§ What to do:
From the listing that follows, output everything exactly except the pictures.

— BEGIN Given records —

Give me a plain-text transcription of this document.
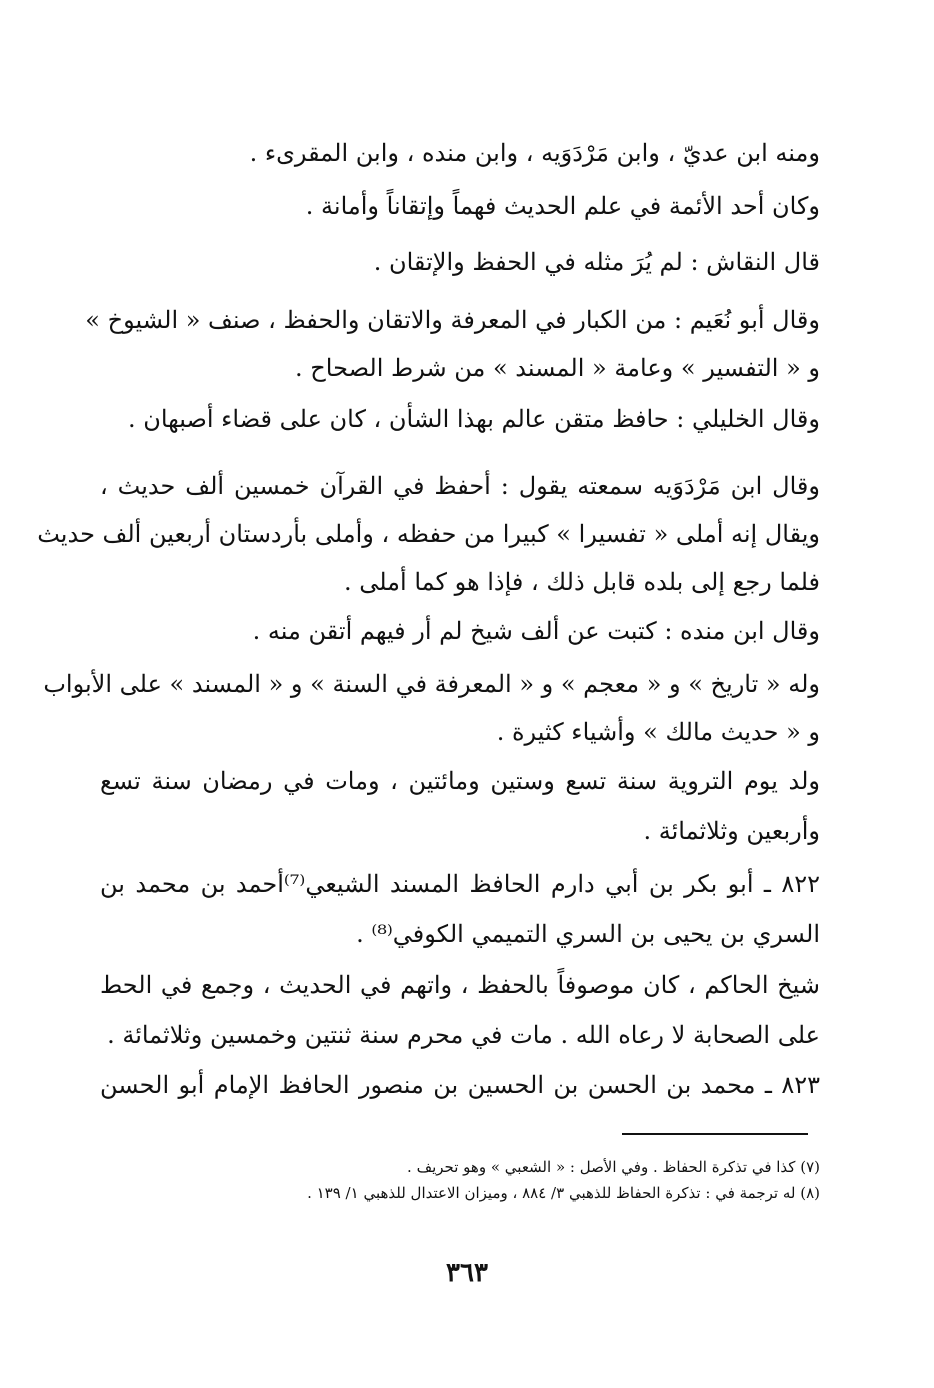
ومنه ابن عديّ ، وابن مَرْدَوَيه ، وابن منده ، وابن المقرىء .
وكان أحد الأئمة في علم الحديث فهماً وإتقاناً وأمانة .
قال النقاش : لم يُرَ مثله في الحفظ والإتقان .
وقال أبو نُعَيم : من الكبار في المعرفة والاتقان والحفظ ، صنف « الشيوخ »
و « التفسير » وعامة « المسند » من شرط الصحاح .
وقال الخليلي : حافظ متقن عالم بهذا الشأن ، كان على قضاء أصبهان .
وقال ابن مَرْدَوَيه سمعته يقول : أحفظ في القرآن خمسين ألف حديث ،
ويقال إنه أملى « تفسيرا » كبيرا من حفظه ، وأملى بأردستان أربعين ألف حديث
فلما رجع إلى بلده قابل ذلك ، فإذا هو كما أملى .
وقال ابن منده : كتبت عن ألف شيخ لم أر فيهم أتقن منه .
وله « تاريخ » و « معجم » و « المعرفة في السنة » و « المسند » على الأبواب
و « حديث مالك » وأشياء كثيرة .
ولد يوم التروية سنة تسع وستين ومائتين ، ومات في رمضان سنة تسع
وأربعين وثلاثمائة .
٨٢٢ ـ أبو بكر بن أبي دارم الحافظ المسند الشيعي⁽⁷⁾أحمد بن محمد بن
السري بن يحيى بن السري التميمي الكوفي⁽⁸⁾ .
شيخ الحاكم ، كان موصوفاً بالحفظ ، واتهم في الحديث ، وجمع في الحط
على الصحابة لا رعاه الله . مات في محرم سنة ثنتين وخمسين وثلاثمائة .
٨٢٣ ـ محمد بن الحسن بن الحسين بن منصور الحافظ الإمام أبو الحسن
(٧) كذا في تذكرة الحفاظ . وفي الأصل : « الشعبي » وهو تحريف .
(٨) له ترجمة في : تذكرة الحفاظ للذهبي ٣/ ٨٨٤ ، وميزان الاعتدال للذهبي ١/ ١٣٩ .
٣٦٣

— END Given records —

§ Full solution:
Give me a plain-text transcription of this document.
ومنه ابن عديّ ، وابن مَرْدَوَيه ، وابن منده ، وابن المقرىء .
وكان أحد الأئمة في علم الحديث فهماً وإتقاناً وأمانة .
قال النقاش : لم يُرَ مثله في الحفظ والإتقان .
وقال أبو نُعَيم : من الكبار في المعرفة والاتقان والحفظ ، صنف « الشيوخ »
و « التفسير » وعامة « المسند » من شرط الصحاح .
وقال الخليلي : حافظ متقن عالم بهذا الشأن ، كان على قضاء أصبهان .
وقال ابن مَرْدَوَيه سمعته يقول : أحفظ في القرآن خمسين ألف حديث ،
ويقال إنه أملى « تفسيرا » كبيرا من حفظه ، وأملى بأردستان أربعين ألف حديث
فلما رجع إلى بلده قابل ذلك ، فإذا هو كما أملى .
وقال ابن منده : كتبت عن ألف شيخ لم أر فيهم أتقن منه .
وله « تاريخ » و « معجم » و « المعرفة في السنة » و « المسند » على الأبواب
و « حديث مالك » وأشياء كثيرة .
ولد يوم التروية سنة تسع وستين ومائتين ، ومات في رمضان سنة تسع
وأربعين وثلاثمائة .
٨٢٢ ـ أبو بكر بن أبي دارم الحافظ المسند الشيعي⁽⁷⁾أحمد بن محمد بن
السري بن يحيى بن السري التميمي الكوفي⁽⁸⁾ .
شيخ الحاكم ، كان موصوفاً بالحفظ ، واتهم في الحديث ، وجمع في الحط
على الصحابة لا رعاه الله . مات في محرم سنة ثنتين وخمسين وثلاثمائة .
٨٢٣ ـ محمد بن الحسن بن الحسين بن منصور الحافظ الإمام أبو الحسن
(٧) كذا في تذكرة الحفاظ . وفي الأصل : « الشعبي » وهو تحريف .
(٨) له ترجمة في : تذكرة الحفاظ للذهبي ٣/ ٨٨٤ ، وميزان الاعتدال للذهبي ١/ ١٣٩ .
٣٦٣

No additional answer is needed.